WHAT YOU ARE ASKED TO DO: Provide only the number of lines where "title" occurs.
----
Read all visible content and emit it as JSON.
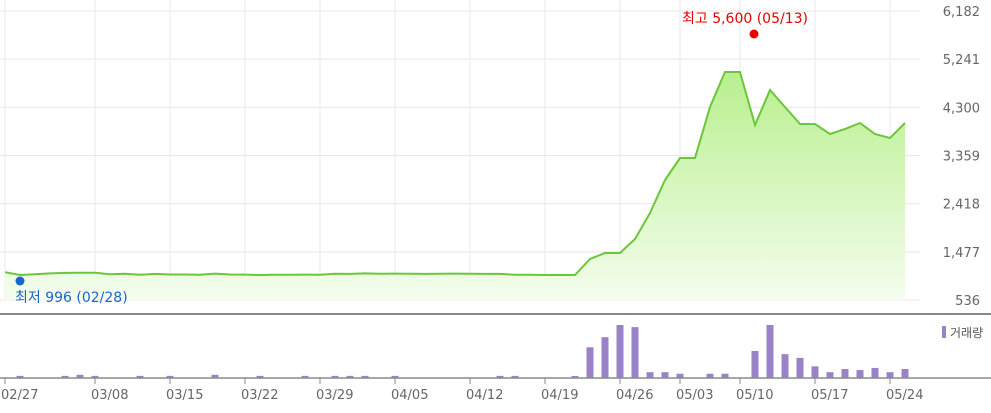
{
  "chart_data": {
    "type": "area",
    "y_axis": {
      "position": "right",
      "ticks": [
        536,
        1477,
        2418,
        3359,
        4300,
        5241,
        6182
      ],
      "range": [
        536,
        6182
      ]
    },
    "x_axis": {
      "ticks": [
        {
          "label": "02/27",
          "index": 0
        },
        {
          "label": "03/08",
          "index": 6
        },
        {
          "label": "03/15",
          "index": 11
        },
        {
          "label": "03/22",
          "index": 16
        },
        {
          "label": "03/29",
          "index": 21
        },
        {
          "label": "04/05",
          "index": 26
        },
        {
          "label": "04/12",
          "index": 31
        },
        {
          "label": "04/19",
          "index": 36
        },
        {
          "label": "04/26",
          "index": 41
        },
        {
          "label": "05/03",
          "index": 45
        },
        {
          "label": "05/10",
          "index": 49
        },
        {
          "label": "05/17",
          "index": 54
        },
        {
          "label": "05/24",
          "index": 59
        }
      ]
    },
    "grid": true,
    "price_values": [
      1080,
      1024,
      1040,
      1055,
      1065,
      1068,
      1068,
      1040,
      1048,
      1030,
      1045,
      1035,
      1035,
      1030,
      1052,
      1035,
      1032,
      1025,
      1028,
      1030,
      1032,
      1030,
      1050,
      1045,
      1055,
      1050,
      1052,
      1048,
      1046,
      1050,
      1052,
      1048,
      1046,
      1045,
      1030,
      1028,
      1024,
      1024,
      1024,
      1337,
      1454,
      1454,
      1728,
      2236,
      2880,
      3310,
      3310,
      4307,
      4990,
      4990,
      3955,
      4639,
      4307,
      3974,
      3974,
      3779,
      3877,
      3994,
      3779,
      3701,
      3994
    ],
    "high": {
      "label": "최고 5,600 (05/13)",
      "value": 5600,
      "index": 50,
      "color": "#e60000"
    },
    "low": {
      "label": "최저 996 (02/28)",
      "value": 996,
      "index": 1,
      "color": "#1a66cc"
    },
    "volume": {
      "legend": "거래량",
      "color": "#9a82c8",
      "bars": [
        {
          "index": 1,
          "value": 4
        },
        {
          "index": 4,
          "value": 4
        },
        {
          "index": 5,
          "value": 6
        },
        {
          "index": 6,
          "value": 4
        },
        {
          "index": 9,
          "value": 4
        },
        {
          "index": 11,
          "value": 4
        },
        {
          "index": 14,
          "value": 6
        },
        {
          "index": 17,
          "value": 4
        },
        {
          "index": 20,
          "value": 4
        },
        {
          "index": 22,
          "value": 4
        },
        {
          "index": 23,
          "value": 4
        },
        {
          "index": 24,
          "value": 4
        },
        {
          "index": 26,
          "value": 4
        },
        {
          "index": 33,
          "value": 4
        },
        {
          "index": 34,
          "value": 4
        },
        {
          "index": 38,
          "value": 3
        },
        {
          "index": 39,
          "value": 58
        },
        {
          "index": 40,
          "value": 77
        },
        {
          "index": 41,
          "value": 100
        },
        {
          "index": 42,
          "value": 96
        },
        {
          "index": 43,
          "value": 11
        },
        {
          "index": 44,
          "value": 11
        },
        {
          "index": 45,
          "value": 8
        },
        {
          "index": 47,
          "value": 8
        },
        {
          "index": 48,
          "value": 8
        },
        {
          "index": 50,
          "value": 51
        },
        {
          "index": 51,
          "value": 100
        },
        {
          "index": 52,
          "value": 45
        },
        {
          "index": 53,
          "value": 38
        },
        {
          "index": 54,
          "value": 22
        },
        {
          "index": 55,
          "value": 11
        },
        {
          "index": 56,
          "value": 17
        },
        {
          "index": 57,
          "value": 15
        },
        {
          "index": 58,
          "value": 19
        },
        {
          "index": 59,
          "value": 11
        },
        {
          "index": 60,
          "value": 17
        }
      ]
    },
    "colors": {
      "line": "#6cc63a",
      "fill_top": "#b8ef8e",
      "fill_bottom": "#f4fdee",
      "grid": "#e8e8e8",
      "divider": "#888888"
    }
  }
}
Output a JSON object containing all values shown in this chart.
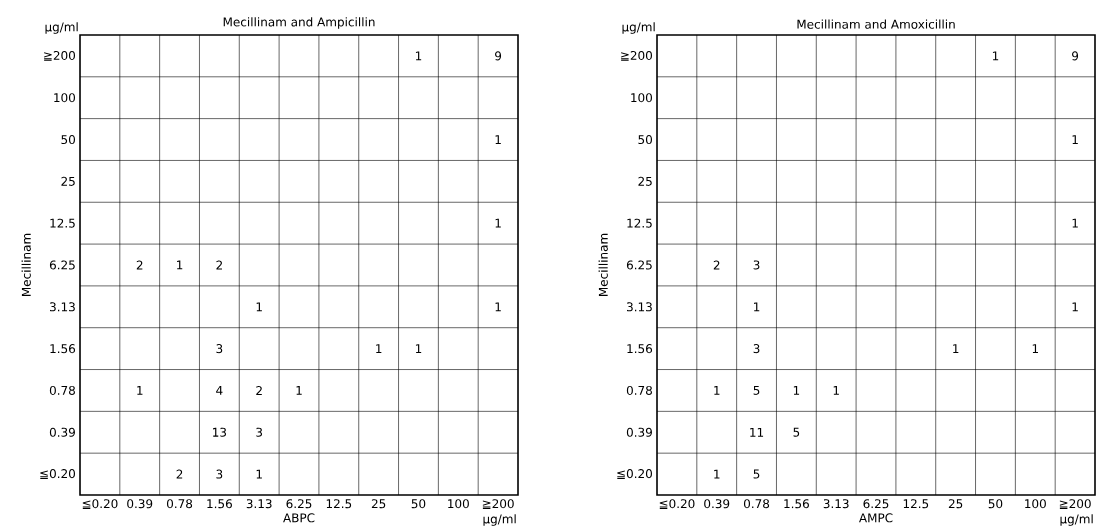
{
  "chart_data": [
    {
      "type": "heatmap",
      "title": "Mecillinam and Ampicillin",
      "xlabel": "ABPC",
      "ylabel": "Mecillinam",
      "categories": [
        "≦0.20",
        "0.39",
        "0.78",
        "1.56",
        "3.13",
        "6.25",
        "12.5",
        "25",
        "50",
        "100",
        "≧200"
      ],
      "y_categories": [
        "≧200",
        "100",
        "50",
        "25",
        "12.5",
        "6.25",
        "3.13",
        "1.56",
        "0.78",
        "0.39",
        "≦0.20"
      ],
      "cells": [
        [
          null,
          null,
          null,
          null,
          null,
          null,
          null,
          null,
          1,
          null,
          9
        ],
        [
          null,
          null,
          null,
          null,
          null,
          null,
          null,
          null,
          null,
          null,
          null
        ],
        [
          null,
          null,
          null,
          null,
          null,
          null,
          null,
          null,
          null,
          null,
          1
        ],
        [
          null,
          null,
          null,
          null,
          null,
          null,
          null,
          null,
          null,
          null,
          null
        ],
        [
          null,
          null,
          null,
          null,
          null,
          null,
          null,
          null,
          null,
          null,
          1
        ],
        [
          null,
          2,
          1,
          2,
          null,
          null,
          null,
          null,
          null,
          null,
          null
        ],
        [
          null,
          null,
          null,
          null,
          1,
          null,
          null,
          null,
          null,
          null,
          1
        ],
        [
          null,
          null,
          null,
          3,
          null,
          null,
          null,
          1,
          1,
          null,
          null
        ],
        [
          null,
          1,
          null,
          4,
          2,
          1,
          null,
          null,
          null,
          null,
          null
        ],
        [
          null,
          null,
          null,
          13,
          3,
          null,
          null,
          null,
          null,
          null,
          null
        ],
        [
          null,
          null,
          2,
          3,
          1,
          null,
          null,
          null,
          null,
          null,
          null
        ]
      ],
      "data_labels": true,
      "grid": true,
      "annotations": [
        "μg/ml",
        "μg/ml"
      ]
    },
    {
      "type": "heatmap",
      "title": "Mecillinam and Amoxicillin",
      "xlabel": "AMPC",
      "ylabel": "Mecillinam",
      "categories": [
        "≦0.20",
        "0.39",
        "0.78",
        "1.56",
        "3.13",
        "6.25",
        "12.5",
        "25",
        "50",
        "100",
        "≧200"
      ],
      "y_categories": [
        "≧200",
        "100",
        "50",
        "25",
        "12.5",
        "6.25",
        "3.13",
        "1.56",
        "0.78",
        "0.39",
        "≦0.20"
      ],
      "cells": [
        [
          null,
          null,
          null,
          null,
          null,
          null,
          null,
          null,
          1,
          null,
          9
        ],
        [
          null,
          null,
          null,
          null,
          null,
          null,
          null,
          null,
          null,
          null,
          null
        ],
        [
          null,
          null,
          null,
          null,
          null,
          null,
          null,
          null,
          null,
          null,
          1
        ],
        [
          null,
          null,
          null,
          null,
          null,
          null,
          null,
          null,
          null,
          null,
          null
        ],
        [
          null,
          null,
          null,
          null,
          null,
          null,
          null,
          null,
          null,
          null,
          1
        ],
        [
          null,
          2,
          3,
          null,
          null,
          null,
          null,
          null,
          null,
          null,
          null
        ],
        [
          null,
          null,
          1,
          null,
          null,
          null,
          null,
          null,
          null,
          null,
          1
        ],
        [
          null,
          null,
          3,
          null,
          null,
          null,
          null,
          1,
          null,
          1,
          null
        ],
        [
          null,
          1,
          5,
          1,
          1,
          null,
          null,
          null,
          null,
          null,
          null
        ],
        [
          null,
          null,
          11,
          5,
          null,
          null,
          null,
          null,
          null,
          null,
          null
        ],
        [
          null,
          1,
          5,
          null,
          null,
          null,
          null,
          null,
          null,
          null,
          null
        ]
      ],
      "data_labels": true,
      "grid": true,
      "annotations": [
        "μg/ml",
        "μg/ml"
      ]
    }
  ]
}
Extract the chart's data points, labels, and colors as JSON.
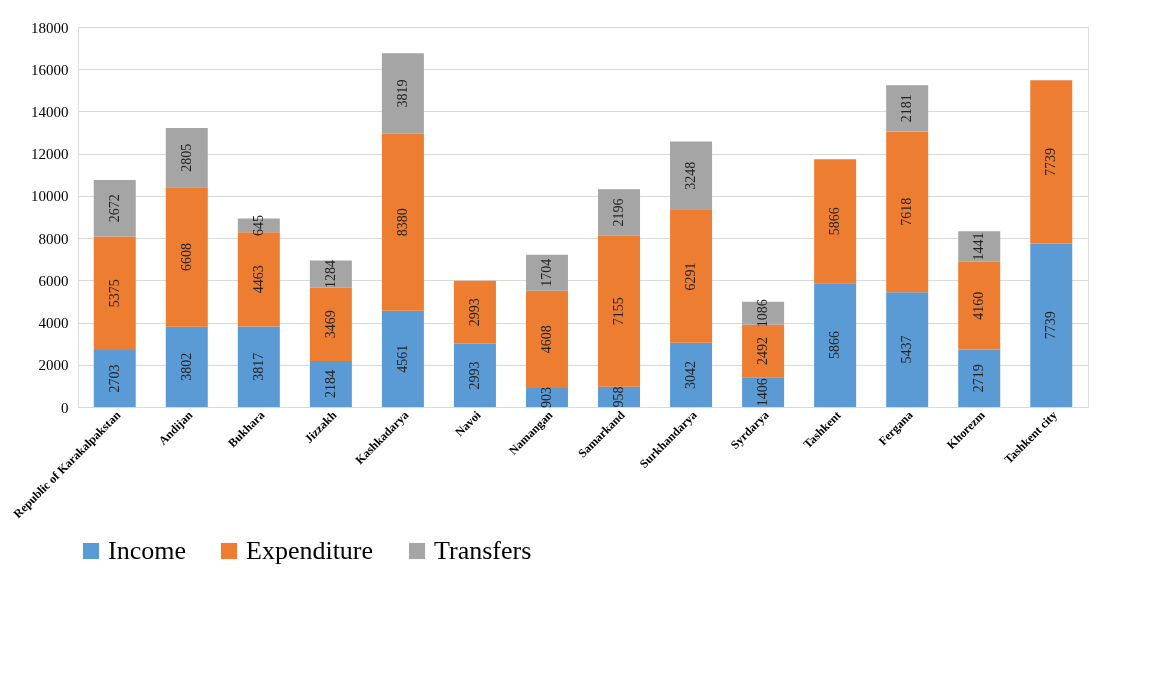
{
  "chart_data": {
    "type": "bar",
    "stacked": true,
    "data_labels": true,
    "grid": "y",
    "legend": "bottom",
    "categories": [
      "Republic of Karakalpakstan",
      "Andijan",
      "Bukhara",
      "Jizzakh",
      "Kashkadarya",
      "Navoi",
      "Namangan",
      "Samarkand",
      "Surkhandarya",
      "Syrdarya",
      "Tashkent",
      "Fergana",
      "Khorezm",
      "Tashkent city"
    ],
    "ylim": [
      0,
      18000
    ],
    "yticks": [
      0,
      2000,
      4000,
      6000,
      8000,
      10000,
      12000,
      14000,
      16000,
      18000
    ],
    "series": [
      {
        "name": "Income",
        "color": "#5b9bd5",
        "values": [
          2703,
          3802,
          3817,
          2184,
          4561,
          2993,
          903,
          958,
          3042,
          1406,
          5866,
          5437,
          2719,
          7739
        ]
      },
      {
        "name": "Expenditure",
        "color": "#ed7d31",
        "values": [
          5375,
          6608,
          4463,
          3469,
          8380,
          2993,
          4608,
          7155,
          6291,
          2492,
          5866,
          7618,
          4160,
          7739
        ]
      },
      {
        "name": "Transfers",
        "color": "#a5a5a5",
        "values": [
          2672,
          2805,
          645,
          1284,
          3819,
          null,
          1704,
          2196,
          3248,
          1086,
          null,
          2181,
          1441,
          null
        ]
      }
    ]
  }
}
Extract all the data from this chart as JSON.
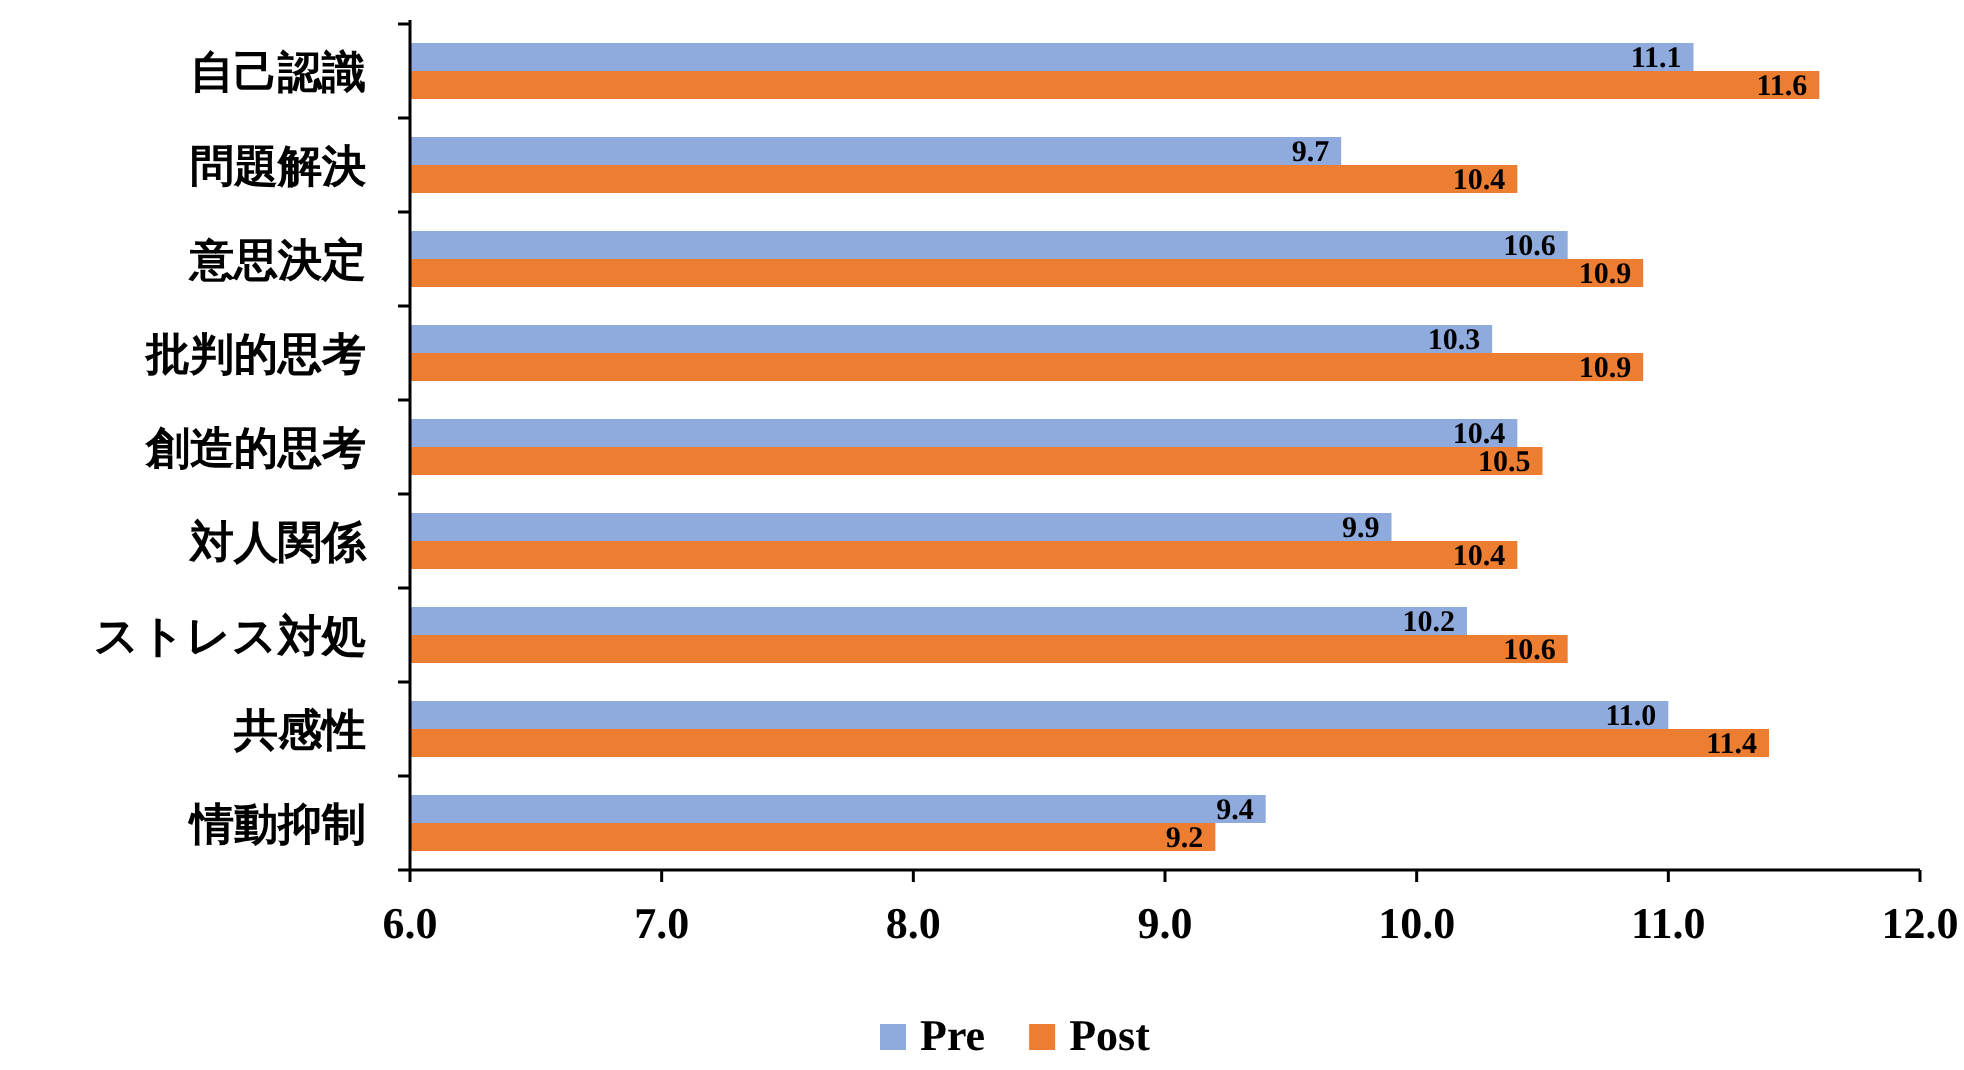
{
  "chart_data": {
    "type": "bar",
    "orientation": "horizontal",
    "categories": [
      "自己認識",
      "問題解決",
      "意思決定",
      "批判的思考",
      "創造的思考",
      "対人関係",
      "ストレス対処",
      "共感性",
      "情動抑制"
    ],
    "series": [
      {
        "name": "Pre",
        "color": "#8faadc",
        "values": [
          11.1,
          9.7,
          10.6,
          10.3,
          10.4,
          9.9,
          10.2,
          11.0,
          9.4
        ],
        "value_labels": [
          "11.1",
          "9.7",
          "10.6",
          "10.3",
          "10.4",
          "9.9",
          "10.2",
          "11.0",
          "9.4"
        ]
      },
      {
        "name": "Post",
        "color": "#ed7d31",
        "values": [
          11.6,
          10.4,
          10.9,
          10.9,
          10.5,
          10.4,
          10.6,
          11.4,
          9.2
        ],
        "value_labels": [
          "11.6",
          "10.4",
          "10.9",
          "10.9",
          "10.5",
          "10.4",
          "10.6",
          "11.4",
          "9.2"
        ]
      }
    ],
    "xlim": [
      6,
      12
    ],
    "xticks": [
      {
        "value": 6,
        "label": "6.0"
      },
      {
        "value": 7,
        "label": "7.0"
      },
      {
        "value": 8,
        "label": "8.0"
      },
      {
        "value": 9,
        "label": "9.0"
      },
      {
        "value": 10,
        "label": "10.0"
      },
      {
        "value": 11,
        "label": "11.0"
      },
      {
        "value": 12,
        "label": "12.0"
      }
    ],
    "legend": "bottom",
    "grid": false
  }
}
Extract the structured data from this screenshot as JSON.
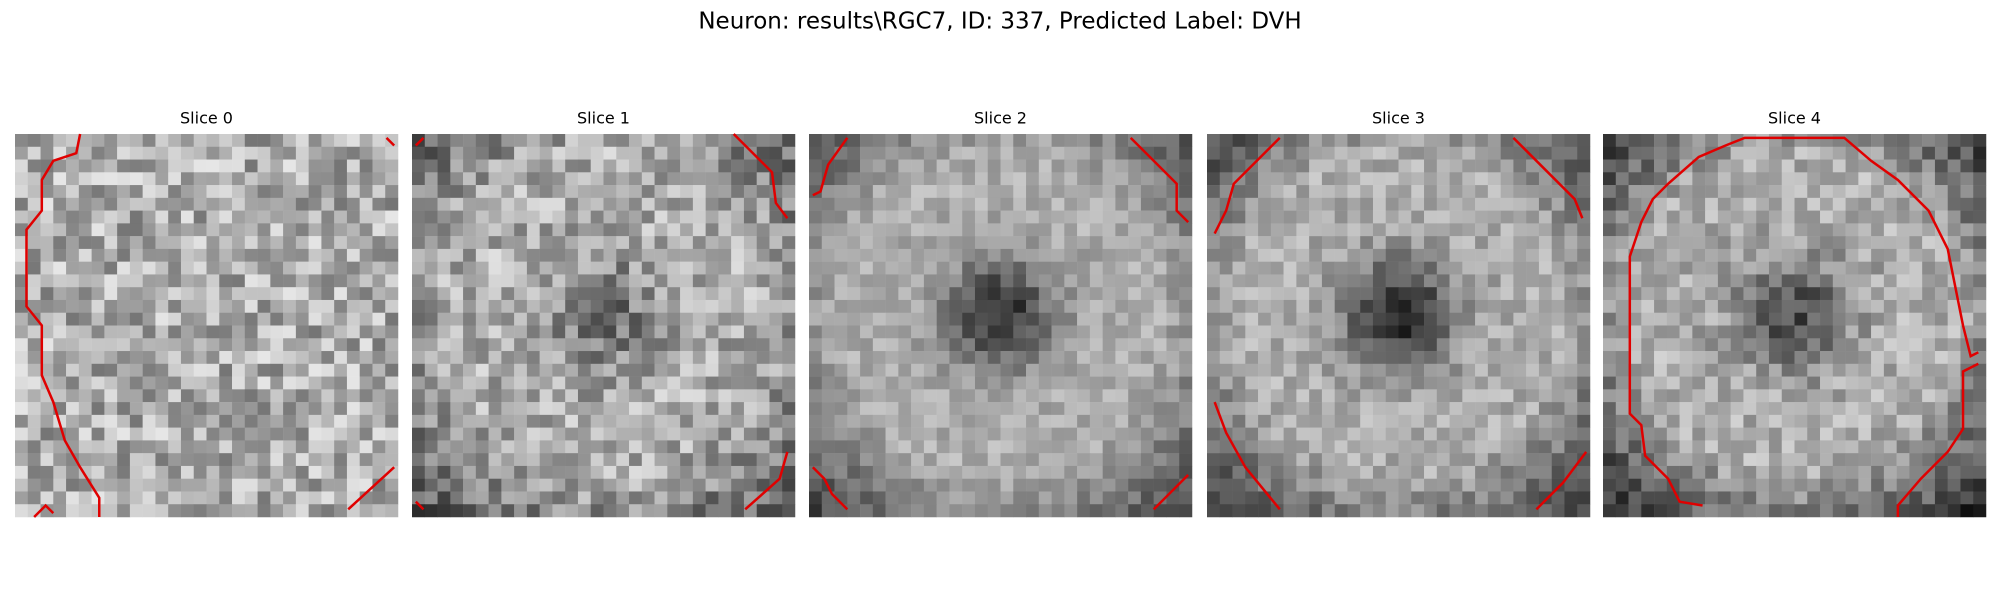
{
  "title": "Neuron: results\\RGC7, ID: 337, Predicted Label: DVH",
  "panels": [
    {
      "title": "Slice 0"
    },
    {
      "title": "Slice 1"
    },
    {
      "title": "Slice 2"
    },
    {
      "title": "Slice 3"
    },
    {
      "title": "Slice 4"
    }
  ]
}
----
EXERCISE RESPONSE: 8